## RECORDS PROVIDED
== Segment start ==

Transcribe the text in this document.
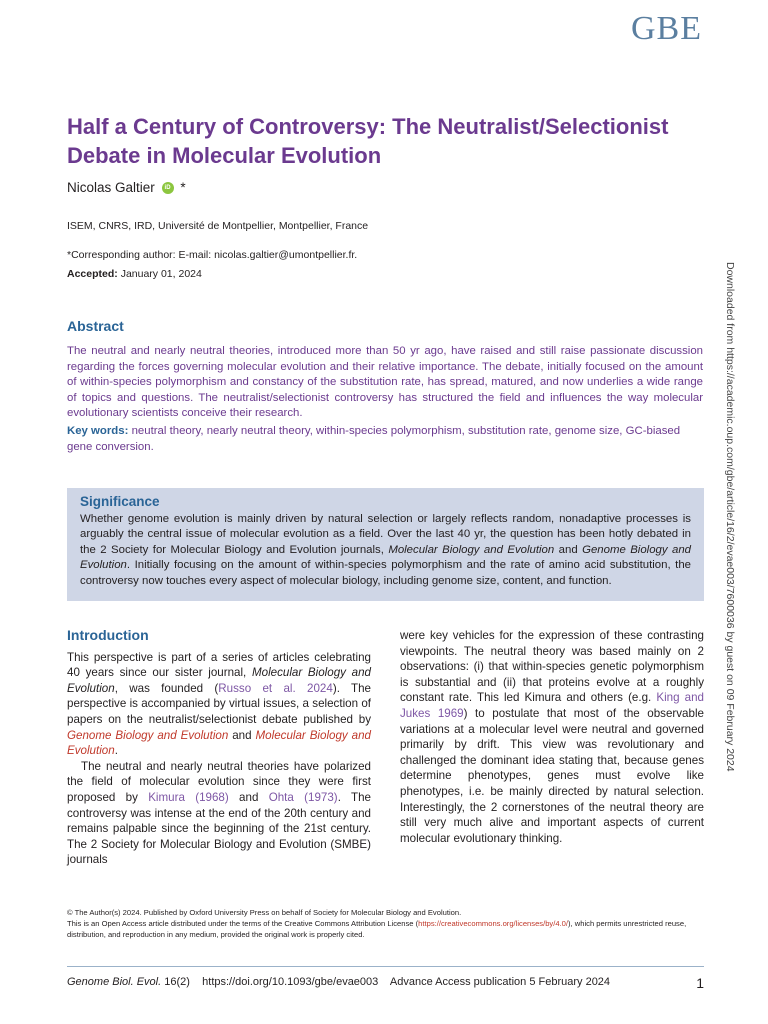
GBE
Half a Century of Controversy: The Neutralist/Selectionist Debate in Molecular Evolution
Nicolas Galtier iD *
ISEM, CNRS, IRD, Université de Montpellier, Montpellier, France
*Corresponding author: E-mail: nicolas.galtier@umontpellier.fr.
Accepted: January 01, 2024	Downloaded from https://academic.oup.com/gbe/article/16/2/evae003/7600036 by guest on 09 February 2024
Abstract

The neutral and nearly neutral theories, introduced more than 50 yr ago, have raised and still raise passionate discussion regarding the forces governing molecular evolution and their relative importance. The debate, initially focused on the amount of within-species polymorphism and constancy of the substitution rate, has spread, matured, and now underlies a wide range of topics and questions. The neutralist/selectionist controversy has structured the field and influences the way molecular evolutionary scientists conceive their research.

Key words: neutral theory, nearly neutral theory, within-species polymorphism, substitution rate, genome size, GC-biased gene conversion.

Significance

Whether genome evolution is mainly driven by natural selection or largely reflects random, nonadaptive processes is arguably the central issue of molecular evolution as a field. Over the last 40 yr, the question has been hotly debated in the 2 Society for Molecular Biology and Evolution journals, Molecular Biology and Evolution and Genome Biology and Evolution. Initially focusing on the amount of within-species polymorphism and the rate of amino acid substitution, the controversy now touches every aspect of molecular biology, including genome size, content, and function.

Introduction

This perspective is part of a series of articles celebrating 40 years since our sister journal, Molecular Biology and Evolution, was founded (Russo et al. 2024). The perspective is accompanied by virtual issues, a selection of papers on the neutralist/selectionist debate published by Genome Biology and Evolution and Molecular Biology and Evolution.

The neutral and nearly neutral theories have polarized the field of molecular evolution since they were first proposed by Kimura (1968) and Ohta (1973). The controversy was intense at the end of the 20th century and remains palpable since the beginning of the 21st century. The 2 Society for Molecular Biology and Evolution (SMBE) journals

were key vehicles for the expression of these contrasting viewpoints. The neutral theory was based mainly on 2 observations: (i) that within-species genetic polymorphism is substantial and (ii) that proteins evolve at a roughly constant rate. This led Kimura and others (e.g. King and Jukes 1969) to postulate that most of the observable variations at a molecular level were neutral and governed primarily by drift. This view was revolutionary and challenged the dominant idea stating that, because genes determine phenotypes, genes must evolve like phenotypes, i.e. be mainly directed by natural selection. Interestingly, the 2 cornerstones of the neutral theory are still very much alive and important aspects of current molecular evolutionary thinking.

© The Author(s) 2024. Published by Oxford University Press on behalf of Society for Molecular Biology and Evolution.
This is an Open Access article distributed under the terms of the Creative Commons Attribution License (https://creativecommons.org/licenses/by/4.0/), which permits unrestricted reuse, distribution, and reproduction in any medium, provided the original work is properly cited.
Genome Biol. Evol. 16(2) https://doi.org/10.1093/gbe/evae003 Advance Access publication 5 February 2024	1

== Segment end ==

## TASK PROMPT
Filter the entries above down to the lines containing the word "https".

## TASK SOLUTION
Accepted: January 01, 2024	Downloaded from https://academic.oup.com/gbe/article/16/2/evae003/7600036 by guest on 09 February 2024
This is an Open Access article distributed under the terms of the Creative Commons Attribution License (https://creativecommons.org/licenses/by/4.0/), which permits unrestricted reuse, distribution, and reproduction in any medium, provided the original work is properly cited.
Genome Biol. Evol. 16(2) https://doi.org/10.1093/gbe/evae003 Advance Access publication 5 February 2024	1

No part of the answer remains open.